--- Start of AVAILABLE DATA ---
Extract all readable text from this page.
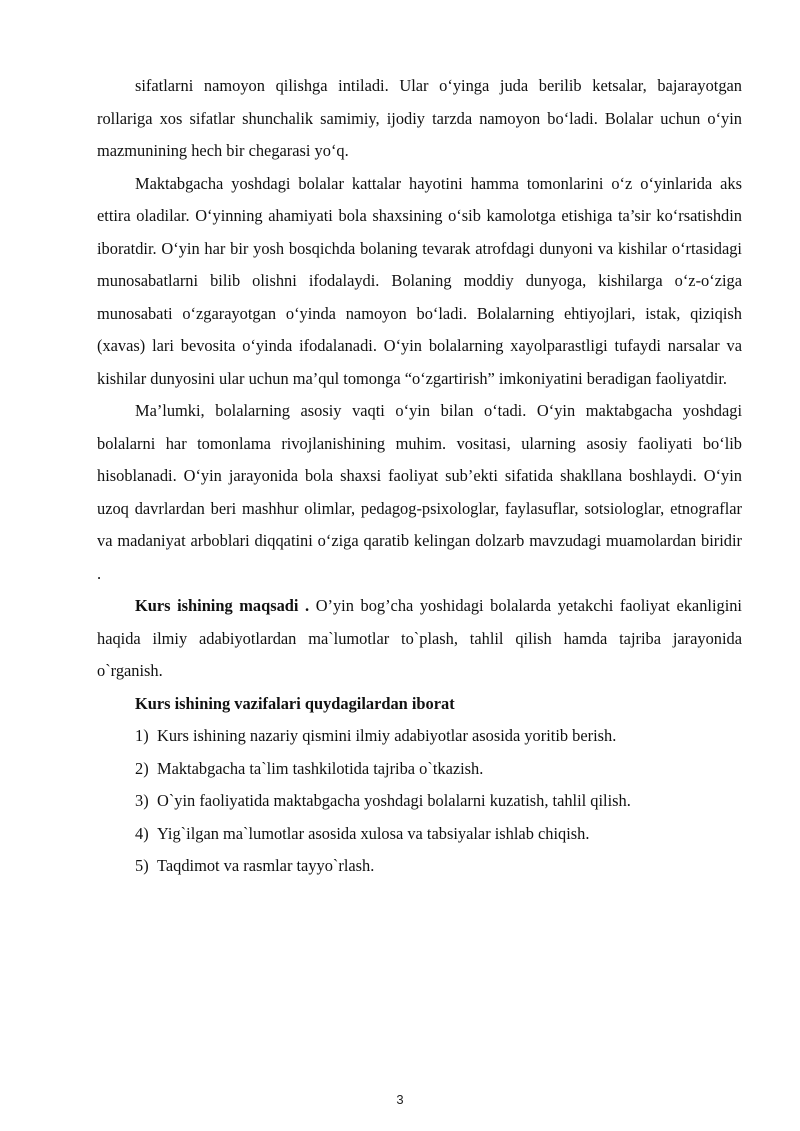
sifatlarni namoyon qilishga intiladi. Ular o‘yinga juda berilib ketsalar, bajarayotgan rollariga xos sifatlar shunchalik samimiy, ijodiy tarzda namoyon bo‘ladi. Bolalar uchun o‘yin mazmunining hech bir chegarasi yo‘q.

Maktabgacha yoshdagi bolalar kattalar hayotini hamma tomonlarini o‘z o‘yinlarida aks ettira oladilar. O‘yinning ahamiyati bola shaxsining o‘sib kamolotga etishiga ta’sir ko‘rsatishdin iboratdir. O‘yin har bir yosh bosqichda bolaning tevarak atrofdagi dunyoni va kishilar o‘rtasidagi munosabatlarni bilib olishni ifodalaydi. Bolaning moddiy dunyoga, kishilarga o‘z-o‘ziga munosabati o‘zgarayotgan o‘yinda namoyon bo‘ladi. Bolalarning ehtiyojlari, istak, qiziqish (xavas) lari bevosita o‘yinda ifodalanadi. O‘yin bolalarning xayolparastligi tufaydi narsalar va kishilar dunyosini ular uchun ma’qul tomonga “o‘zgartirish” imkoniyatini beradigan faoliyatdir.

Ma’lumki, bolalarning asosiy vaqti o‘yin bilan o‘tadi. O‘yin maktabgacha yoshdagi bolalarni har tomonlama rivojlanishining muhim. vositasi, ularning asosiy faoliyati bo‘lib hisoblanadi. O‘yin jarayonida bola shaxsi faoliyat sub’ekti sifatida shakllana boshlaydi. O‘yin uzoq davrlardan beri mashhur olimlar, pedagog-psixologlar, faylasuflar, sotsiologlar, etnograflar va madaniyat arboblari diqqatini o‘ziga qaratib kelingan dolzarb mavzudagi muamolardan biridir .

Kurs ishining maqsadi . O’yin bog’cha yoshidagi bolalarda yetakchi faoliyat ekanligini haqida ilmiy adabiyotlardan ma`lumotlar to`plash, tahlil qilish hamda tajriba jarayonida o`rganish.

Kurs ishining vazifalari quydagilardan iborat

1) Kurs ishining nazariy qismini ilmiy adabiyotlar asosida yoritib berish.
2) Maktabgacha ta`lim tashkilotida tajriba o`tkazish.
3) O`yin faoliyatida maktabgacha yoshdagi bolalarni kuzatish, tahlil qilish.
4) Yig`ilgan ma`lumotlar asosida xulosa va tabsiyalar ishlab chiqish.
5) Taqdimot va rasmlar tayyo`rlash.
3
--- End of AVAILABLE DATA ---
* REQUEST *
Write out every line of the data that holds the word "ilmiy".

* CORRECT RESULT *
Kurs ishining maqsadi . O’yin bog’cha yoshidagi bolalarda yetakchi faoliyat ekanligini haqida ilmiy adabiyotlardan ma`lumotlar to`plash, tahlil qilish hamda tajriba jarayonida o`rganish.
1) Kurs ishining nazariy qismini ilmiy adabiyotlar asosida yoritib berish.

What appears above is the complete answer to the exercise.